* begin *
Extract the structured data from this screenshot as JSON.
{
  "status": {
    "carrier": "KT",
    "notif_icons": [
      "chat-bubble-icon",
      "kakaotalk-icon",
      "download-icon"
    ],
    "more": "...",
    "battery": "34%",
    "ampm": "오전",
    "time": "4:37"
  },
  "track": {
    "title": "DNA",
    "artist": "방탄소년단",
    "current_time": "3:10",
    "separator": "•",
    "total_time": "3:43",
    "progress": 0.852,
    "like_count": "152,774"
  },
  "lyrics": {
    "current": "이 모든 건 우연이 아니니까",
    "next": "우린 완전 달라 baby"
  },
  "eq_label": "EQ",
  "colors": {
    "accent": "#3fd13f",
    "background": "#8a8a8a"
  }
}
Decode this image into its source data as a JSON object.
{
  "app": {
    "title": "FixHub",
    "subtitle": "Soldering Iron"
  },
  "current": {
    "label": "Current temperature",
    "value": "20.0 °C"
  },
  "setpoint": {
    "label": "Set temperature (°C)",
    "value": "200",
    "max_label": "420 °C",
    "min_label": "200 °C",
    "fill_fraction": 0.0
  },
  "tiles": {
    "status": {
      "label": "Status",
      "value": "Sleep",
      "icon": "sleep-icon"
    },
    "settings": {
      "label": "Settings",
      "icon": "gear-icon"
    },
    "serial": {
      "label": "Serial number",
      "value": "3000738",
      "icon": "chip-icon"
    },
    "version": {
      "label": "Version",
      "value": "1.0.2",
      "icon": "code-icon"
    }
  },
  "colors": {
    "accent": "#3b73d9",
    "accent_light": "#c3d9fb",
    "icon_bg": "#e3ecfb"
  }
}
* end *
DIRECTIVE - Output the data above exactly, please, line for line.

TASK RESULT -
Extract the structured data from this screenshot as JSON.
{
  "status": {
    "carrier": "KT",
    "notif_icons": [
      "chat-bubble-icon",
      "kakaotalk-icon",
      "download-icon"
    ],
    "more": "...",
    "battery": "34%",
    "ampm": "오전",
    "time": "4:37"
  },
  "track": {
    "title": "DNA",
    "artist": "방탄소년단",
    "current_time": "3:10",
    "separator": "•",
    "total_time": "3:43",
    "progress": 0.852,
    "like_count": "152,774"
  },
  "lyrics": {
    "current": "이 모든 건 우연이 아니니까",
    "next": "우린 완전 달라 baby"
  },
  "eq_label": "EQ",
  "colors": {
    "accent": "#3fd13f",
    "background": "#8a8a8a"
  }
}
Decode this image into its source data as a JSON object.
{
  "app": {
    "title": "FixHub",
    "subtitle": "Soldering Iron"
  },
  "current": {
    "label": "Current temperature",
    "value": "20.0 °C"
  },
  "setpoint": {
    "label": "Set temperature (°C)",
    "value": "200",
    "max_label": "420 °C",
    "min_label": "200 °C",
    "fill_fraction": 0.0
  },
  "tiles": {
    "status": {
      "label": "Status",
      "value": "Sleep",
      "icon": "sleep-icon"
    },
    "settings": {
      "label": "Settings",
      "icon": "gear-icon"
    },
    "serial": {
      "label": "Serial number",
      "value": "3000738",
      "icon": "chip-icon"
    },
    "version": {
      "label": "Version",
      "value": "1.0.2",
      "icon": "code-icon"
    }
  },
  "colors": {
    "accent": "#3b73d9",
    "accent_light": "#c3d9fb",
    "icon_bg": "#e3ecfb"
  }
}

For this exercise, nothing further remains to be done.